Listed entries:
------------------------------------------------------------------------

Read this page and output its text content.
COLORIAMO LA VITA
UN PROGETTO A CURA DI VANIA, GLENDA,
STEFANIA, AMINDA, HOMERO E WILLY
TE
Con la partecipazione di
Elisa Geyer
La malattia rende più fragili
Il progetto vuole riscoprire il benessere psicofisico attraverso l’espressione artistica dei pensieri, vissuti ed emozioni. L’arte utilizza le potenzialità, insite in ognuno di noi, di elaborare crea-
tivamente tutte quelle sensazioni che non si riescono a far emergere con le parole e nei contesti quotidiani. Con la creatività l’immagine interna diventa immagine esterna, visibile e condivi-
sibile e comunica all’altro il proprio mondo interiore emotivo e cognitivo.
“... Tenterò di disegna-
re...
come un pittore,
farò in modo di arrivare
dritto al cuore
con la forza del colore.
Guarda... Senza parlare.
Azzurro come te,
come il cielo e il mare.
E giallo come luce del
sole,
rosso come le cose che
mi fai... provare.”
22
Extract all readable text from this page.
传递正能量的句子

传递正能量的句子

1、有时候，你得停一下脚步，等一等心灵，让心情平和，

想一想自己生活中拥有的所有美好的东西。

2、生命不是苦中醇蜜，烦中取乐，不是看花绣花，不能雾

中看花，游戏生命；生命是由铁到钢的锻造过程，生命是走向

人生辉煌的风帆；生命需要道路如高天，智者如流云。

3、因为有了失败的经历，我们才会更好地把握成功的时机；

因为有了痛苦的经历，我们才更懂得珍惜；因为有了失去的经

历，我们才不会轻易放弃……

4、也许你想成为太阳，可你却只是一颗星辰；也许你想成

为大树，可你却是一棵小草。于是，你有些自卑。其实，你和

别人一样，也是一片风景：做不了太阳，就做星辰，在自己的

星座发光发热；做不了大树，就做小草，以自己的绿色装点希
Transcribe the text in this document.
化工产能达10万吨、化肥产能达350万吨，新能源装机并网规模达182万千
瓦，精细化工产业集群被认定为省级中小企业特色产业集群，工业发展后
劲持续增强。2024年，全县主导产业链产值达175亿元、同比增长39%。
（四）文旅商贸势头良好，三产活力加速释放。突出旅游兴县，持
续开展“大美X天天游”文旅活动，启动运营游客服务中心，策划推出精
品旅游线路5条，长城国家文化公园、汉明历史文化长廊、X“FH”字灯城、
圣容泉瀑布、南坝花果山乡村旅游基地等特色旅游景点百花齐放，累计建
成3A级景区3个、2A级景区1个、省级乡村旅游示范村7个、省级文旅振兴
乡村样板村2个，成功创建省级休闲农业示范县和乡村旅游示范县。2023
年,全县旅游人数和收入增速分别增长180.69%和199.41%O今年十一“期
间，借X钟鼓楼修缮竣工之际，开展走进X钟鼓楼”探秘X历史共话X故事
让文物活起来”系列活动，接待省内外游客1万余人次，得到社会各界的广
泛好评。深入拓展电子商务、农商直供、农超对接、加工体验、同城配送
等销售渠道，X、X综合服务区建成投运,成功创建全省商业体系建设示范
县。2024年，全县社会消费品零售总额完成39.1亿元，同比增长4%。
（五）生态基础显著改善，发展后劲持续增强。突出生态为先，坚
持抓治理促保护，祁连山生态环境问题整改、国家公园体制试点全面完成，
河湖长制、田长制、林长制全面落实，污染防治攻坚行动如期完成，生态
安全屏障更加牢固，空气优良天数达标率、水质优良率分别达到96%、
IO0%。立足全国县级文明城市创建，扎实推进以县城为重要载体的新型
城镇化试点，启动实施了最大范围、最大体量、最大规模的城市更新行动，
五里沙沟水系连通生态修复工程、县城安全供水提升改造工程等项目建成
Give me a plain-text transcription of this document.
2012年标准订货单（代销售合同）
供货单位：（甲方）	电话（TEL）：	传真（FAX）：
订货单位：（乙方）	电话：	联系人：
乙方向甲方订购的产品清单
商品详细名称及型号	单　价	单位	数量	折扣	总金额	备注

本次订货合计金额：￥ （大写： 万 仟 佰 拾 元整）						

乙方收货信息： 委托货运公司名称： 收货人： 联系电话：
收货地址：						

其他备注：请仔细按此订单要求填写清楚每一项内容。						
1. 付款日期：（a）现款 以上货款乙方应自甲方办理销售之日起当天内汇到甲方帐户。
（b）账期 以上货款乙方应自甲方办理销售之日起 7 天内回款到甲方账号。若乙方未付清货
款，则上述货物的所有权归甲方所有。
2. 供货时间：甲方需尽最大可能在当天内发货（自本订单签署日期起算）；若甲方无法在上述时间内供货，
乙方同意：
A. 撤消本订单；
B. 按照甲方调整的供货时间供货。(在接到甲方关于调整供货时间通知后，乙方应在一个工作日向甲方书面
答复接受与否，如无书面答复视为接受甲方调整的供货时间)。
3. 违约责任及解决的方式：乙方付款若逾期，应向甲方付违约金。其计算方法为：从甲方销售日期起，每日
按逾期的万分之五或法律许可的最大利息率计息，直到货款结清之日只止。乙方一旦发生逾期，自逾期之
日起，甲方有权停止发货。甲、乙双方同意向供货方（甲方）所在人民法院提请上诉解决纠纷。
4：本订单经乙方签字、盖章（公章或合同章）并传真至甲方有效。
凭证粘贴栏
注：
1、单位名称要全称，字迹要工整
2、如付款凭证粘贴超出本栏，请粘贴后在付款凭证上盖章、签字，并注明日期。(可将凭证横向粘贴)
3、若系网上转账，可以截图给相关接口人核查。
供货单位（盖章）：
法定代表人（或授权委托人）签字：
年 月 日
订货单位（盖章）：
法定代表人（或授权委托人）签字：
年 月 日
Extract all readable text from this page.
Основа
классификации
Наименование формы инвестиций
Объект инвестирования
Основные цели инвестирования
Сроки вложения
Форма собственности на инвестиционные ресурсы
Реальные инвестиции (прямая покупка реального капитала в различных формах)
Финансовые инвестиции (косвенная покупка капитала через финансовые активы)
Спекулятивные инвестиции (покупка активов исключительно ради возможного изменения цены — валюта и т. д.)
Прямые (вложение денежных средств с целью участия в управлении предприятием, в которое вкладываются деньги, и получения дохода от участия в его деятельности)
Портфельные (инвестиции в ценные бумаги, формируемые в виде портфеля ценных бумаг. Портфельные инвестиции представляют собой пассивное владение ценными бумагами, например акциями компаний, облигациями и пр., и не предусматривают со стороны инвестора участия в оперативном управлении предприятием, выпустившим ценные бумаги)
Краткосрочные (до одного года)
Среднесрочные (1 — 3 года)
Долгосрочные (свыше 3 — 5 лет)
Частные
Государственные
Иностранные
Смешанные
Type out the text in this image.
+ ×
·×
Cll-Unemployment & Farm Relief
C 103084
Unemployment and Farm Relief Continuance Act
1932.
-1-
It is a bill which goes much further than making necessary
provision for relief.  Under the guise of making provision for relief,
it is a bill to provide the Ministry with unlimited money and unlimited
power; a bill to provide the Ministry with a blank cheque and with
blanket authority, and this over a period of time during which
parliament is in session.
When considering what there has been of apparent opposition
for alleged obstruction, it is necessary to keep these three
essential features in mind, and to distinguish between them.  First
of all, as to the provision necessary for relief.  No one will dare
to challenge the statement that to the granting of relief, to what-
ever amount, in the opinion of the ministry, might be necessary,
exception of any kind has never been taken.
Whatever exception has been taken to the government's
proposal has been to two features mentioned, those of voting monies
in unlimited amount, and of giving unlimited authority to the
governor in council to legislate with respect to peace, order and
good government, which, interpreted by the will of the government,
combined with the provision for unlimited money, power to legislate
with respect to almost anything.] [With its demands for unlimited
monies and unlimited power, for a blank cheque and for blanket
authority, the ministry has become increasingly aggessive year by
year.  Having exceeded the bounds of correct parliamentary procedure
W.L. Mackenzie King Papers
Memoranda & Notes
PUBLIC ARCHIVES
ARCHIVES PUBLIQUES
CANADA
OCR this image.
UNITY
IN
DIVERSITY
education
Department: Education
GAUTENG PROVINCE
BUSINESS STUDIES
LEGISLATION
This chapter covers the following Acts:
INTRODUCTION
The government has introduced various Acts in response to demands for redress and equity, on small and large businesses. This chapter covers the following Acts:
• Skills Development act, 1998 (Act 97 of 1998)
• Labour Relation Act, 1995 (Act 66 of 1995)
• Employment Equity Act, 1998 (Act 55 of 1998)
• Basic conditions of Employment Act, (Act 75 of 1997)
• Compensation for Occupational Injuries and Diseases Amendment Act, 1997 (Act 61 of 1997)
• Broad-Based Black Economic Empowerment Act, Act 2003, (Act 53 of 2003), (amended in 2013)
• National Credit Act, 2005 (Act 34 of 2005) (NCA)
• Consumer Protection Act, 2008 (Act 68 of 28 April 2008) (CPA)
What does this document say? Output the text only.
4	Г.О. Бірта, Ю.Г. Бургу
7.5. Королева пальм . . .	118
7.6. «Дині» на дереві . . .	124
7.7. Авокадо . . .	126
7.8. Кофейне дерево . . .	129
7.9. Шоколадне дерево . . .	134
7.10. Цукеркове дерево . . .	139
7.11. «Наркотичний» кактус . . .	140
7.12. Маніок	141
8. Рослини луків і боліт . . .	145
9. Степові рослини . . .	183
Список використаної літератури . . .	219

------------------------------------------------------------------------

Task statement: Return the lines above, from the one containing "OCR this image." to the end, exactly as they stand.

Result of the task:
OCR this image.
UNITY
IN
DIVERSITY
education
Department: Education
GAUTENG PROVINCE
BUSINESS STUDIES
LEGISLATION
This chapter covers the following Acts:
INTRODUCTION
The government has introduced various Acts in response to demands for redress and equity, on small and large businesses. This chapter covers the following Acts:
• Skills Development act, 1998 (Act 97 of 1998)
• Labour Relation Act, 1995 (Act 66 of 1995)
• Employment Equity Act, 1998 (Act 55 of 1998)
• Basic conditions of Employment Act, (Act 75 of 1997)
• Compensation for Occupational Injuries and Diseases Amendment Act, 1997 (Act 61 of 1997)
• Broad-Based Black Economic Empowerment Act, Act 2003, (Act 53 of 2003), (amended in 2013)
• National Credit Act, 2005 (Act 34 of 2005) (NCA)
• Consumer Protection Act, 2008 (Act 68 of 28 April 2008) (CPA)
What does this document say? Output the text only.
4	Г.О. Бірта, Ю.Г. Бургу
7.5. Королева пальм . . .	118
7.6. «Дині» на дереві . . .	124
7.7. Авокадо . . .	126
7.8. Кофейне дерево . . .	129
7.9. Шоколадне дерево . . .	134
7.10. Цукеркове дерево . . .	139
7.11. «Наркотичний» кактус . . .	140
7.12. Маніок	141
8. Рослини луків і боліт . . .	145
9. Степові рослини . . .	183
Список використаної літератури . . .	219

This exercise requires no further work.